_ENUNCIADO A_
Indique se cada afirmação está de acordo com a notícia, respondendo sim ou não e citando as palavras decisivas: (i) José Domingos faleceu na Cidade da Praia; (ii) David Gomes é deputado do PAICV; (iii) Clóvis Silva enviou uma mensagem à Inforpress.
_ENUNCIADO B_
Reescreva o trecho da notícia que começa em "A fonte lembrou" e segue até "instrumentos de corda.", pondo "lancha" no lugar de "embarcação".

Ilha Brava/Óbito: Edil e deputados da Nação da Brava expressam pesar pela morte do ex-parlamentar José Domingos

  • 05/01/2019 20:14

O edil bravense, Francisco Tavares, e os deputados David Gomes (MpD) e Clóvis Silva (PAICV), expressaram hoje profundo pesar pela morte do ex-deputado José Domingos, falecido hoje, na Cidade da Praia, vítima de doença.

Em declarações à Inforpress, o presidente da Câmara Municipal da Brava, Francisco Tavares, salientou que quem teve a oportunidade de conversar com José Domingos viu nele uma “biblioteca viva”, uma figura que nutria um profundo amor pela ilha que o viu nascer há 80 anos.

“Foi um filho bravense que não fugiu ao seu destino da emigração, teve muito sucesso e depois resolveu regressar e marcou a história da ilha como sendo o primeiro ex-emigrante que, após regressar à sua ilha, foi eleito deputado nacional na lista de um dos partidos”, recordou o autarca.

A fonte lembrou ainda o contributo cultural que o extinto deu à ilha, considerando-o um “autodidacta” que tocava muitos instrumentos.

Para o deputado nacional David Gomes, José Domingos “foi mais um filho da Brava que partiu, uma pessoa que deu muito para a sua ilha natal”, recordando que passou anos a construir uma embarcação que muitas vezes serviu a ilha, principalmente em algumas evacuações.

Além disso, reconheceu o seu contributo enquanto deputado nacional, eleito para a Brava, durante uma legislatura, destacando que em termos culturais também a ilha ficou mais pobre, pois, era um “exímio” tocador de vários instrumentos de corda.

Por sua vez, o deputado Clóvis Silva, do PAICV, em mensagem enviada à Inforpress, considerou o ex-deputado “uma imagem que ultrapassa a política partidária porque como todos dizem na ilha, ele para ajudar não olhava para a cara das pessoas e nem para as opções políticas”, tanto mais, sublinhou, “onde quer que passasse, apoiava sempre os necessitados.

“Ele teve uma consciência social muito grande”, adiantou Clóvis Silva, explicando que, tendo em conta tudo o que o antigo parlamentar fez, nada deixou a Brava “mais marcada” que os anos em que fazia e mantinha a ligação Fogo/Brava com os seus próprios recursos, através do seu iate, jornada que chegou a fazer até de madrugada e nunca recusando transportar quem quer que fosse.

Para Clóvis Silva, a morte deste homem – seu “grande amigo” – é uma perda “enorme e irreparável”, pois “dificilmente” a ilha “terá na sua história uma figura como esta”.

“O que espero é que as autoridades dêem o devido valor e destaque à sua imagem, de modo a que os mais jovens recordem que neste dia 5 de Janeiro de 2019 a Brava deve sempre se recordar de quem foi o Djou, colocando o seu nome em locais públicos e a detalhar a sua vivência para que possa ser lembrado pelos seus feitos e pelo seu grande carácter”, suplicou o deputado do PAICV.

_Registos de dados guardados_
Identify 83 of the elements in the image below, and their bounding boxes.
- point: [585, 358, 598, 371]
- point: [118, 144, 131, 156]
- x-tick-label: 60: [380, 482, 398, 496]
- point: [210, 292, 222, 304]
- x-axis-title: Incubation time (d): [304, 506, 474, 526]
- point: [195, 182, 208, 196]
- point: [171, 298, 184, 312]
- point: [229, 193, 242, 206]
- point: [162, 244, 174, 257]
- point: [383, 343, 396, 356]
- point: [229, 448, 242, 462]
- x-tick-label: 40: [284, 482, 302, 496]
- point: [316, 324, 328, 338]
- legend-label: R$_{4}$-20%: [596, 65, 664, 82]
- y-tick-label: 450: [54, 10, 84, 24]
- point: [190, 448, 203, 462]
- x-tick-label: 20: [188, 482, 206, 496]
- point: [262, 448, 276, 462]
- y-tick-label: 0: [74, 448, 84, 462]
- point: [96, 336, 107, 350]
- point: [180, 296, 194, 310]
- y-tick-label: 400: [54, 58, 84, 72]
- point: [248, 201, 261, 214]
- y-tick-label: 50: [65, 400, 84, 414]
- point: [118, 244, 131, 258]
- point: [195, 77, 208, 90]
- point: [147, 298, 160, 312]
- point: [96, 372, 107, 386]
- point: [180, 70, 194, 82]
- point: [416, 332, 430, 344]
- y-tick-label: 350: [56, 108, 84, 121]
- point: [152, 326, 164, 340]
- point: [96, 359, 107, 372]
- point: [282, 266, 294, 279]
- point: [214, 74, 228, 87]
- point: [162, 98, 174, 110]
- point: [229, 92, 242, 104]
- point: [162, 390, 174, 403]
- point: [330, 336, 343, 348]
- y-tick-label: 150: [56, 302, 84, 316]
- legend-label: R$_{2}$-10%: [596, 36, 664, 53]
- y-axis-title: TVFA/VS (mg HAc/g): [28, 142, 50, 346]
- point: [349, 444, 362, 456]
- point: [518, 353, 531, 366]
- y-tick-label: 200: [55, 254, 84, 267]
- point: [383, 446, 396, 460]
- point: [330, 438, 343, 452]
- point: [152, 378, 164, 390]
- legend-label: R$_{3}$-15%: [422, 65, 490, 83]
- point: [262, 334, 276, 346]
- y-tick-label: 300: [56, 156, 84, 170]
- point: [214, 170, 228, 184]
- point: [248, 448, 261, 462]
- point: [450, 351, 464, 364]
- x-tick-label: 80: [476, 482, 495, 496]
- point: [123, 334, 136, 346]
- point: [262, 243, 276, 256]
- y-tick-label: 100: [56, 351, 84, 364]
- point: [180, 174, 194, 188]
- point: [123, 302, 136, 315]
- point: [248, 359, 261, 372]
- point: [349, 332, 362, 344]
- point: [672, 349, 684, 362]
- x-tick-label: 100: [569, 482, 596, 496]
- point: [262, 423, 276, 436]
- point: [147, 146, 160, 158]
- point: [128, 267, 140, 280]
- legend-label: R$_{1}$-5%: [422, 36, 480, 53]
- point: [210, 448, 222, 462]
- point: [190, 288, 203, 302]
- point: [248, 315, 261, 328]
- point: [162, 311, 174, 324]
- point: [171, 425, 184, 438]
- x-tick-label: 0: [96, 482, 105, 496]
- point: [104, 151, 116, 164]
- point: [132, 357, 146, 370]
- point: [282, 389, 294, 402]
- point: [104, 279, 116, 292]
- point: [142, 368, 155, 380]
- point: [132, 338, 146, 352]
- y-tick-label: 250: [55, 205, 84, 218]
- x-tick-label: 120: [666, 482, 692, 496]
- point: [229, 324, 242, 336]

_RESPOSTA DO EXERCÍCIO A_
(i) Sim: "falecido hoje, na Cidade da Praia, vítima de doença".
(ii) Não: "os deputados David Gomes (MpD) e Clóvis Silva (PAICV)".
(iii) Sim: "em mensagem enviada à Inforpress".

_RESPOSTA DO EXERCÍCIO B_
A fonte lembrou ainda o contributo cultural que o extinto deu à ilha, considerando-o um “autodidacta” que tocava muitos instrumentos.

Para o deputado nacional David Gomes, José Domingos “foi mais um filho da Brava que partiu, uma pessoa que deu muito para a sua ilha natal”, recordando que passou anos a construir uma lancha que muitas vezes serviu a ilha, principalmente em algumas evacuações.

Além disso, reconheceu o seu contributo enquanto deputado nacional, eleito para a Brava, durante uma legislatura, destacando que em termos culturais também a ilha ficou mais pobre, pois, era um “exímio” tocador de vários instrumentos de corda.